• _WHAT IS NEEDED_:
Each entry that follows must be output without any deviation.

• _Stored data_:
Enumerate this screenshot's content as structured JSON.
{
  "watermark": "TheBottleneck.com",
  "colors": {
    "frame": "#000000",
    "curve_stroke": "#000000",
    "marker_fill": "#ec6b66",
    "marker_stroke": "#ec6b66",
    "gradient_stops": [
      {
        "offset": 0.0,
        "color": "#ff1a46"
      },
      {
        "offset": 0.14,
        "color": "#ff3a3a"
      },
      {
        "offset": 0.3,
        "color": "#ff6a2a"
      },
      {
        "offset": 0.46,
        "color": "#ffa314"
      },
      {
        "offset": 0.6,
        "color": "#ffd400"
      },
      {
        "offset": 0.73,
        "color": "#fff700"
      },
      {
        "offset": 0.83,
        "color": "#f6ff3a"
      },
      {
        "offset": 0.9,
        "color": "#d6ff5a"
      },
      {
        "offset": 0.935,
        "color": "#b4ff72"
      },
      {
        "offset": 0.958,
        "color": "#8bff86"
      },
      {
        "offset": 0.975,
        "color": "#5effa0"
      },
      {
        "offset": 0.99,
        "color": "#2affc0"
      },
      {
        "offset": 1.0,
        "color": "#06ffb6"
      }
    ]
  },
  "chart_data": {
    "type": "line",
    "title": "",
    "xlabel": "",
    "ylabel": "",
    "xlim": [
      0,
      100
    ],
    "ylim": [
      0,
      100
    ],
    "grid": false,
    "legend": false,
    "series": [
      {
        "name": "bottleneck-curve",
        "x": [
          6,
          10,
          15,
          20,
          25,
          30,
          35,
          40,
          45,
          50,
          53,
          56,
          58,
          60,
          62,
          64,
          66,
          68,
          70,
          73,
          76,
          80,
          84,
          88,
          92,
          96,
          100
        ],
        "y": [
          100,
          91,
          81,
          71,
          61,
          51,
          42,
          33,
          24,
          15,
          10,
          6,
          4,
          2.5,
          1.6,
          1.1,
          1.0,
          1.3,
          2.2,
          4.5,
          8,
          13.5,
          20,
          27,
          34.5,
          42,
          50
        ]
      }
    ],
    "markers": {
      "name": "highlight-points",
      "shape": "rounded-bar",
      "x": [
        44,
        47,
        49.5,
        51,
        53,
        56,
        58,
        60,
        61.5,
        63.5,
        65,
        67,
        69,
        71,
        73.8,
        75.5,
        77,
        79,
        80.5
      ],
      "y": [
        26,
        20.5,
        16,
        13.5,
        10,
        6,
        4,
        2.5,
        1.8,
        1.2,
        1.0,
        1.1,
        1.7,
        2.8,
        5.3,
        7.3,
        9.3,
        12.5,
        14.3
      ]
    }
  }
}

• _COMPLETE RESPONSE_:
Enumerate this screenshot's content as structured JSON.
{
  "watermark": "TheBottleneck.com",
  "colors": {
    "frame": "#000000",
    "curve_stroke": "#000000",
    "marker_fill": "#ec6b66",
    "marker_stroke": "#ec6b66",
    "gradient_stops": [
      {
        "offset": 0.0,
        "color": "#ff1a46"
      },
      {
        "offset": 0.14,
        "color": "#ff3a3a"
      },
      {
        "offset": 0.3,
        "color": "#ff6a2a"
      },
      {
        "offset": 0.46,
        "color": "#ffa314"
      },
      {
        "offset": 0.6,
        "color": "#ffd400"
      },
      {
        "offset": 0.73,
        "color": "#fff700"
      },
      {
        "offset": 0.83,
        "color": "#f6ff3a"
      },
      {
        "offset": 0.9,
        "color": "#d6ff5a"
      },
      {
        "offset": 0.935,
        "color": "#b4ff72"
      },
      {
        "offset": 0.958,
        "color": "#8bff86"
      },
      {
        "offset": 0.975,
        "color": "#5effa0"
      },
      {
        "offset": 0.99,
        "color": "#2affc0"
      },
      {
        "offset": 1.0,
        "color": "#06ffb6"
      }
    ]
  },
  "chart_data": {
    "type": "line",
    "title": "",
    "xlabel": "",
    "ylabel": "",
    "xlim": [
      0,
      100
    ],
    "ylim": [
      0,
      100
    ],
    "grid": false,
    "legend": false,
    "series": [
      {
        "name": "bottleneck-curve",
        "x": [
          6,
          10,
          15,
          20,
          25,
          30,
          35,
          40,
          45,
          50,
          53,
          56,
          58,
          60,
          62,
          64,
          66,
          68,
          70,
          73,
          76,
          80,
          84,
          88,
          92,
          96,
          100
        ],
        "y": [
          100,
          91,
          81,
          71,
          61,
          51,
          42,
          33,
          24,
          15,
          10,
          6,
          4,
          2.5,
          1.6,
          1.1,
          1.0,
          1.3,
          2.2,
          4.5,
          8,
          13.5,
          20,
          27,
          34.5,
          42,
          50
        ]
      }
    ],
    "markers": {
      "name": "highlight-points",
      "shape": "rounded-bar",
      "x": [
        44,
        47,
        49.5,
        51,
        53,
        56,
        58,
        60,
        61.5,
        63.5,
        65,
        67,
        69,
        71,
        73.8,
        75.5,
        77,
        79,
        80.5
      ],
      "y": [
        26,
        20.5,
        16,
        13.5,
        10,
        6,
        4,
        2.5,
        1.8,
        1.2,
        1.0,
        1.1,
        1.7,
        2.8,
        5.3,
        7.3,
        9.3,
        12.5,
        14.3
      ]
    }
  }
}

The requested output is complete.